[Start of Extracted data]

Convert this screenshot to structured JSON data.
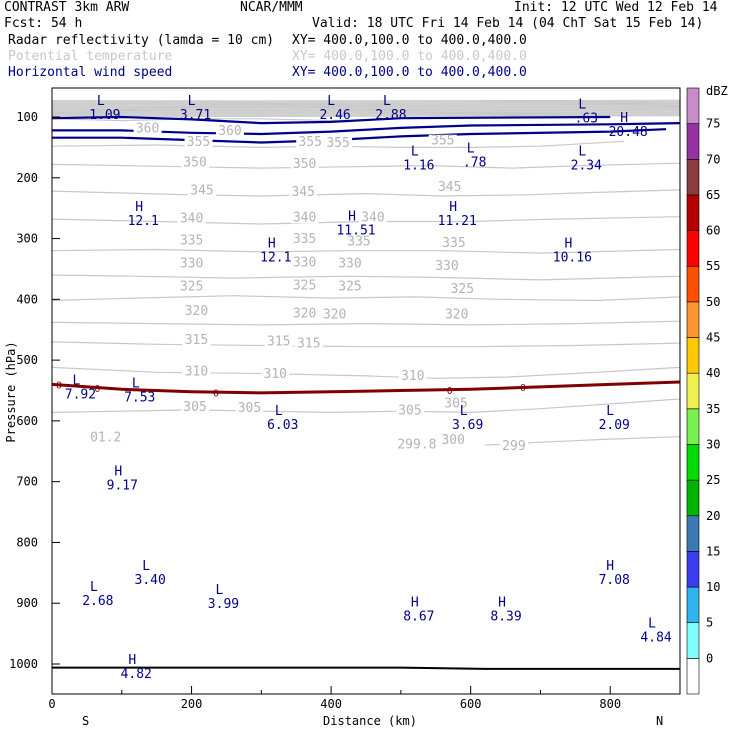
{
  "header": {
    "left": "CONTRAST  3km ARW",
    "center": "NCAR/MMM",
    "init": "Init: 12 UTC Wed 12 Feb 14",
    "fcst": "Fcst:   54 h",
    "valid": "Valid: 18 UTC Fri 14 Feb 14 (04 ChT Sat 15 Feb 14)",
    "fields": [
      {
        "name": "Radar reflectivity (lamda = 10 cm)",
        "xy": "XY= 400.0,100.0 to 400.0,400.0",
        "color": "#000000"
      },
      {
        "name": "Potential temperature",
        "xy": "XY= 400.0,100.0 to 400.0,400.0",
        "color": "#c8c8c8"
      },
      {
        "name": "Horizontal wind speed",
        "xy": "XY= 400.0,100.0 to 400.0,400.0",
        "color": "#00008b"
      }
    ]
  },
  "chart_data": {
    "type": "contour",
    "xlabel": "Distance (km)",
    "ylabel": "Pressure (hPa)",
    "xlim": [
      0,
      900
    ],
    "ylim": [
      1050,
      70
    ],
    "xticks": [
      0,
      200,
      400,
      600,
      800
    ],
    "yticks": [
      100,
      200,
      300,
      400,
      500,
      600,
      700,
      800,
      900,
      1000
    ],
    "x_end_labels": {
      "left": "S",
      "right": "N"
    },
    "colorbar": {
      "unit": "dBZ",
      "levels": [
        0,
        5,
        10,
        15,
        20,
        25,
        30,
        35,
        40,
        45,
        50,
        55,
        60,
        65,
        70,
        75
      ],
      "colors": [
        "#ffffff",
        "#80ffff",
        "#30b4f0",
        "#3c3cf0",
        "#3c78b4",
        "#00b400",
        "#00dc00",
        "#78f050",
        "#f0f050",
        "#ffc800",
        "#ff9632",
        "#ff5000",
        "#ff0000",
        "#b40000",
        "#8c3c3c",
        "#9632a0",
        "#c88cc8"
      ]
    },
    "theta_contours": [
      {
        "label": "360",
        "points": [
          [
            0,
            103
          ],
          [
            100,
            106
          ],
          [
            200,
            103
          ],
          [
            300,
            103
          ],
          [
            400,
            106
          ],
          [
            500,
            103
          ]
        ]
      },
      {
        "label": "355",
        "points": [
          [
            0,
            148
          ],
          [
            150,
            146
          ],
          [
            300,
            150
          ],
          [
            400,
            148
          ],
          [
            500,
            150
          ],
          [
            600,
            150
          ],
          [
            700,
            148
          ],
          [
            820,
            140
          ]
        ]
      },
      {
        "label": "350",
        "points": [
          [
            0,
            178
          ],
          [
            200,
            182
          ],
          [
            300,
            184
          ],
          [
            420,
            182
          ],
          [
            540,
            180
          ],
          [
            660,
            184
          ],
          [
            760,
            180
          ],
          [
            900,
            176
          ]
        ]
      },
      {
        "label": "345",
        "points": [
          [
            0,
            222
          ],
          [
            200,
            228
          ],
          [
            300,
            230
          ],
          [
            450,
            226
          ],
          [
            560,
            230
          ],
          [
            680,
            228
          ],
          [
            780,
            224
          ],
          [
            900,
            220
          ]
        ]
      },
      {
        "label": "340",
        "points": [
          [
            0,
            268
          ],
          [
            150,
            272
          ],
          [
            300,
            276
          ],
          [
            450,
            272
          ],
          [
            600,
            272
          ],
          [
            720,
            268
          ],
          [
            900,
            264
          ]
        ]
      },
      {
        "label": "335",
        "points": [
          [
            0,
            320
          ],
          [
            150,
            318
          ],
          [
            300,
            322
          ],
          [
            420,
            320
          ],
          [
            560,
            320
          ],
          [
            700,
            324
          ],
          [
            900,
            318
          ]
        ]
      },
      {
        "label": "330",
        "points": [
          [
            0,
            360
          ],
          [
            120,
            362
          ],
          [
            260,
            365
          ],
          [
            420,
            362
          ],
          [
            560,
            364
          ],
          [
            700,
            368
          ],
          [
            900,
            362
          ]
        ]
      },
      {
        "label": "325",
        "points": [
          [
            0,
            402
          ],
          [
            120,
            398
          ],
          [
            260,
            394
          ],
          [
            400,
            398
          ],
          [
            520,
            396
          ],
          [
            640,
            400
          ],
          [
            780,
            402
          ],
          [
            900,
            396
          ]
        ]
      },
      {
        "label": "320",
        "points": [
          [
            0,
            438
          ],
          [
            150,
            440
          ],
          [
            300,
            442
          ],
          [
            450,
            440
          ],
          [
            600,
            442
          ],
          [
            750,
            440
          ],
          [
            900,
            436
          ]
        ]
      },
      {
        "label": "315",
        "points": [
          [
            0,
            470
          ],
          [
            150,
            474
          ],
          [
            300,
            476
          ],
          [
            450,
            478
          ],
          [
            600,
            478
          ],
          [
            750,
            476
          ],
          [
            900,
            472
          ]
        ]
      },
      {
        "label": "310",
        "points": [
          [
            0,
            512
          ],
          [
            150,
            520
          ],
          [
            300,
            522
          ],
          [
            450,
            526
          ],
          [
            550,
            530
          ],
          [
            650,
            528
          ],
          [
            780,
            520
          ],
          [
            900,
            512
          ]
        ]
      },
      {
        "label": "305",
        "points": [
          [
            0,
            586
          ],
          [
            100,
            584
          ],
          [
            200,
            582
          ],
          [
            300,
            584
          ],
          [
            400,
            586
          ],
          [
            500,
            584
          ],
          [
            600,
            586
          ],
          [
            700,
            580
          ],
          [
            800,
            572
          ],
          [
            900,
            564
          ]
        ]
      },
      {
        "label": "300",
        "points": [
          [
            620,
            640
          ],
          [
            700,
            635
          ],
          [
            800,
            630
          ],
          [
            900,
            626
          ]
        ]
      }
    ],
    "theta_labels": [
      {
        "text": "360",
        "x": 137,
        "y": 124
      },
      {
        "text": "360",
        "x": 255,
        "y": 128
      },
      {
        "text": "355",
        "x": 210,
        "y": 146
      },
      {
        "text": "355",
        "x": 370,
        "y": 146
      },
      {
        "text": "355",
        "x": 410,
        "y": 148
      },
      {
        "text": "355",
        "x": 560,
        "y": 144
      },
      {
        "text": "350",
        "x": 205,
        "y": 180
      },
      {
        "text": "350",
        "x": 362,
        "y": 182
      },
      {
        "text": "345",
        "x": 215,
        "y": 226
      },
      {
        "text": "345",
        "x": 360,
        "y": 228
      },
      {
        "text": "345",
        "x": 570,
        "y": 220
      },
      {
        "text": "340",
        "x": 200,
        "y": 272
      },
      {
        "text": "340",
        "x": 362,
        "y": 270
      },
      {
        "text": "340",
        "x": 460,
        "y": 270
      },
      {
        "text": "335",
        "x": 200,
        "y": 308
      },
      {
        "text": "335",
        "x": 362,
        "y": 306
      },
      {
        "text": "335",
        "x": 440,
        "y": 310
      },
      {
        "text": "335",
        "x": 576,
        "y": 312
      },
      {
        "text": "330",
        "x": 200,
        "y": 346
      },
      {
        "text": "330",
        "x": 362,
        "y": 344
      },
      {
        "text": "330",
        "x": 427,
        "y": 346
      },
      {
        "text": "330",
        "x": 566,
        "y": 350
      },
      {
        "text": "325",
        "x": 200,
        "y": 384
      },
      {
        "text": "325",
        "x": 362,
        "y": 382
      },
      {
        "text": "325",
        "x": 427,
        "y": 384
      },
      {
        "text": "325",
        "x": 588,
        "y": 388
      },
      {
        "text": "320",
        "x": 207,
        "y": 424
      },
      {
        "text": "320",
        "x": 362,
        "y": 428
      },
      {
        "text": "320",
        "x": 405,
        "y": 430
      },
      {
        "text": "320",
        "x": 580,
        "y": 430
      },
      {
        "text": "315",
        "x": 207,
        "y": 472
      },
      {
        "text": "315",
        "x": 325,
        "y": 474
      },
      {
        "text": "315",
        "x": 368,
        "y": 478
      },
      {
        "text": "310",
        "x": 207,
        "y": 524
      },
      {
        "text": "310",
        "x": 320,
        "y": 528
      },
      {
        "text": "310",
        "x": 517,
        "y": 531
      },
      {
        "text": "305",
        "x": 205,
        "y": 582
      },
      {
        "text": "305",
        "x": 283,
        "y": 584
      },
      {
        "text": "305",
        "x": 513,
        "y": 588
      },
      {
        "text": "305",
        "x": 579,
        "y": 576
      },
      {
        "text": "300",
        "x": 575,
        "y": 636
      },
      {
        "text": "299",
        "x": 662,
        "y": 646
      },
      {
        "text": "299.8",
        "x": 523,
        "y": 644
      },
      {
        "text": "01.2",
        "x": 77,
        "y": 632
      }
    ],
    "wind_isotachs": [
      {
        "points": [
          [
            0,
            102
          ],
          [
            100,
            100
          ],
          [
            200,
            104
          ],
          [
            300,
            110
          ],
          [
            400,
            108
          ],
          [
            500,
            102
          ],
          [
            800,
            100
          ]
        ]
      },
      {
        "points": [
          [
            0,
            122
          ],
          [
            100,
            122
          ],
          [
            200,
            126
          ],
          [
            300,
            128
          ],
          [
            400,
            124
          ],
          [
            500,
            118
          ],
          [
            600,
            114
          ],
          [
            800,
            112
          ],
          [
            900,
            110
          ]
        ]
      },
      {
        "points": [
          [
            0,
            134
          ],
          [
            100,
            134
          ],
          [
            200,
            138
          ],
          [
            300,
            142
          ],
          [
            400,
            138
          ],
          [
            500,
            132
          ],
          [
            600,
            128
          ],
          [
            800,
            124
          ],
          [
            880,
            120
          ]
        ]
      }
    ],
    "reflectivity_line": {
      "label": "0",
      "points": [
        [
          0,
          540
        ],
        [
          100,
          548
        ],
        [
          200,
          552
        ],
        [
          300,
          554
        ],
        [
          400,
          552
        ],
        [
          500,
          550
        ],
        [
          600,
          548
        ],
        [
          700,
          544
        ],
        [
          800,
          540
        ],
        [
          900,
          536
        ]
      ]
    },
    "surface_line": {
      "points": [
        [
          0,
          1006
        ],
        [
          300,
          1006
        ],
        [
          500,
          1006
        ],
        [
          620,
          1008
        ],
        [
          900,
          1008
        ]
      ]
    },
    "highs_lows": [
      {
        "type": "L",
        "value": "1.09",
        "x": 70,
        "y": 80
      },
      {
        "type": "L",
        "value": "3.71",
        "x": 200,
        "y": 80
      },
      {
        "type": "L",
        "value": "2.46",
        "x": 400,
        "y": 80
      },
      {
        "type": "L",
        "value": "2.88",
        "x": 480,
        "y": 80
      },
      {
        "type": "L",
        "value": ".63",
        "x": 760,
        "y": 86
      },
      {
        "type": "H",
        "value": "20.48",
        "x": 820,
        "y": 108
      },
      {
        "type": "L",
        "value": "1.16",
        "x": 520,
        "y": 163
      },
      {
        "type": "L",
        "value": ".78",
        "x": 600,
        "y": 158
      },
      {
        "type": "L",
        "value": "2.34",
        "x": 760,
        "y": 163
      },
      {
        "type": "H",
        "value": "12.1",
        "x": 125,
        "y": 255
      },
      {
        "type": "H",
        "value": "11.51",
        "x": 430,
        "y": 270
      },
      {
        "type": "H",
        "value": "11.21",
        "x": 575,
        "y": 255
      },
      {
        "type": "H",
        "value": "12.1",
        "x": 315,
        "y": 315
      },
      {
        "type": "H",
        "value": "10.16",
        "x": 740,
        "y": 315
      },
      {
        "type": "L",
        "value": "7.92",
        "x": 35,
        "y": 540
      },
      {
        "type": "L",
        "value": "7.53",
        "x": 120,
        "y": 545
      },
      {
        "type": "L",
        "value": "6.03",
        "x": 325,
        "y": 590
      },
      {
        "type": "L",
        "value": "3.69",
        "x": 590,
        "y": 590
      },
      {
        "type": "L",
        "value": "2.09",
        "x": 800,
        "y": 590
      },
      {
        "type": "H",
        "value": "9.17",
        "x": 95,
        "y": 690
      },
      {
        "type": "L",
        "value": "3.40",
        "x": 135,
        "y": 845
      },
      {
        "type": "H",
        "value": "7.08",
        "x": 800,
        "y": 845
      },
      {
        "type": "L",
        "value": "2.68",
        "x": 60,
        "y": 880
      },
      {
        "type": "L",
        "value": "3.99",
        "x": 240,
        "y": 885
      },
      {
        "type": "H",
        "value": "8.67",
        "x": 520,
        "y": 905
      },
      {
        "type": "H",
        "value": "8.39",
        "x": 645,
        "y": 905
      },
      {
        "type": "L",
        "value": "4.84",
        "x": 860,
        "y": 940
      },
      {
        "type": "H",
        "value": "4.82",
        "x": 115,
        "y": 1000
      }
    ]
  }
}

[End of Extracted data]

■ Aim of the exercise
In the entries above, locate every line with the word "name" and copy it.

■ Correct answer
        "name": "Radar reflectivity (lamda = 10 cm)",
        "name": "Potential temperature",
        "name": "Horizontal wind speed",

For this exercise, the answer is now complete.